* **SHORT EXERCISE**
Repeat each record exactly. Any picture gets left out.
———
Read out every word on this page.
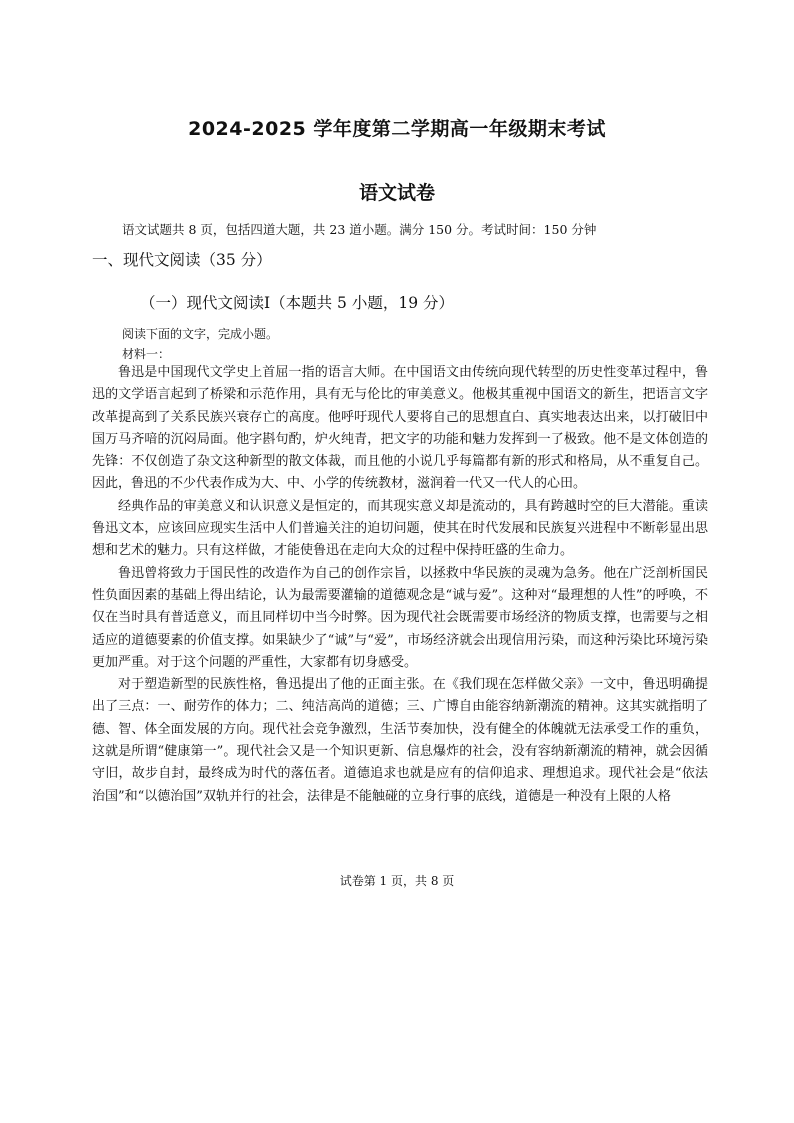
2024-2025 学年度第二学期高一年级期末考试
语文试卷
语文试题共 8 页，包括四道大题，共 23 道小题。满分 150 分。考试时间：150 分钟
一、现代文阅读（35 分）
（一）现代文阅读Ⅰ（本题共 5 小题，19 分）
阅读下面的文字，完成小题。
材料一：

鲁迅是中国现代文学史上首屈一指的语言大师。在中国语文由传统向现代转型的历史性变革过程中，鲁迅的文学语言起到了桥梁和示范作用，具有无与伦比的审美意义。他极其重视中国语文的新生，把语言文字改革提高到了关系民族兴衰存亡的高度。他呼吁现代人要将自己的思想直白、真实地表达出来，以打破旧中国万马齐喑的沉闷局面。他字斟句酌，炉火纯青，把文字的功能和魅力发挥到一了极致。他不是文体创造的先锋：不仅创造了杂文这种新型的散文体裁，而且他的小说几乎每篇都有新的形式和格局，从不重复自己。因此，鲁迅的不少代表作成为大、中、小学的传统教材，滋润着一代又一代人的心田。

经典作品的审美意义和认识意义是恒定的，而其现实意义却是流动的，具有跨越时空的巨大潜能。重读鲁迅文本，应该回应现实生活中人们普遍关注的迫切问题，使其在时代发展和民族复兴进程中不断彰显出思想和艺术的魅力。只有这样做，才能使鲁迅在走向大众的过程中保持旺盛的生命力。

鲁迅曾将致力于国民性的改造作为自己的创作宗旨，以拯救中华民族的灵魂为急务。他在广泛剖析国民性负面因素的基础上得出结论，认为最需要灌输的道德观念是“诚与爱”。这种对“最理想的人性”的呼唤，不仅在当时具有普适意义，而且同样切中当今时弊。因为现代社会既需要市场经济的物质支撑，也需要与之相适应的道德要素的价值支撑。如果缺少了“诚”与“爱”，市场经济就会出现信用污染，而这种污染比环境污染更加严重。对于这个问题的严重性，大家都有切身感受。

对于塑造新型的民族性格，鲁迅提出了他的正面主张。在《我们现在怎样做父亲》一文中，鲁迅明确提出了三点：一、耐劳作的体力；二、纯洁高尚的道德；三、广博自由能容纳新潮流的精神。这其实就指明了德、智、体全面发展的方向。现代社会竞争激烈，生活节奏加快，没有健全的体魄就无法承受工作的重负，这就是所谓“健康第一”。现代社会又是一个知识更新、信息爆炸的社会，没有容纳新潮流的精神，就会因循守旧，故步自封，最终成为时代的落伍者。道德追求也就是应有的信仰追求、理想追求。现代社会是“依法治国”和“以德治国”双轨并行的社会，法律是不能触碰的立身行事的底线，道德是一种没有上限的人格

试卷第 1 页，共 8 页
———
* **WORKED ANSWER**
Read out every word on this page.
2024-2025 学年度第二学期高一年级期末考试
语文试卷
语文试题共 8 页，包括四道大题，共 23 道小题。满分 150 分。考试时间：150 分钟
一、现代文阅读（35 分）
（一）现代文阅读Ⅰ（本题共 5 小题，19 分）
阅读下面的文字，完成小题。
材料一：

鲁迅是中国现代文学史上首屈一指的语言大师。在中国语文由传统向现代转型的历史性变革过程中，鲁迅的文学语言起到了桥梁和示范作用，具有无与伦比的审美意义。他极其重视中国语文的新生，把语言文字改革提高到了关系民族兴衰存亡的高度。他呼吁现代人要将自己的思想直白、真实地表达出来，以打破旧中国万马齐喑的沉闷局面。他字斟句酌，炉火纯青，把文字的功能和魅力发挥到一了极致。他不是文体创造的先锋：不仅创造了杂文这种新型的散文体裁，而且他的小说几乎每篇都有新的形式和格局，从不重复自己。因此，鲁迅的不少代表作成为大、中、小学的传统教材，滋润着一代又一代人的心田。

经典作品的审美意义和认识意义是恒定的，而其现实意义却是流动的，具有跨越时空的巨大潜能。重读鲁迅文本，应该回应现实生活中人们普遍关注的迫切问题，使其在时代发展和民族复兴进程中不断彰显出思想和艺术的魅力。只有这样做，才能使鲁迅在走向大众的过程中保持旺盛的生命力。

鲁迅曾将致力于国民性的改造作为自己的创作宗旨，以拯救中华民族的灵魂为急务。他在广泛剖析国民性负面因素的基础上得出结论，认为最需要灌输的道德观念是“诚与爱”。这种对“最理想的人性”的呼唤，不仅在当时具有普适意义，而且同样切中当今时弊。因为现代社会既需要市场经济的物质支撑，也需要与之相适应的道德要素的价值支撑。如果缺少了“诚”与“爱”，市场经济就会出现信用污染，而这种污染比环境污染更加严重。对于这个问题的严重性，大家都有切身感受。

对于塑造新型的民族性格，鲁迅提出了他的正面主张。在《我们现在怎样做父亲》一文中，鲁迅明确提出了三点：一、耐劳作的体力；二、纯洁高尚的道德；三、广博自由能容纳新潮流的精神。这其实就指明了德、智、体全面发展的方向。现代社会竞争激烈，生活节奏加快，没有健全的体魄就无法承受工作的重负，这就是所谓“健康第一”。现代社会又是一个知识更新、信息爆炸的社会，没有容纳新潮流的精神，就会因循守旧，故步自封，最终成为时代的落伍者。道德追求也就是应有的信仰追求、理想追求。现代社会是“依法治国”和“以德治国”双轨并行的社会，法律是不能触碰的立身行事的底线，道德是一种没有上限的人格

试卷第 1 页，共 8 页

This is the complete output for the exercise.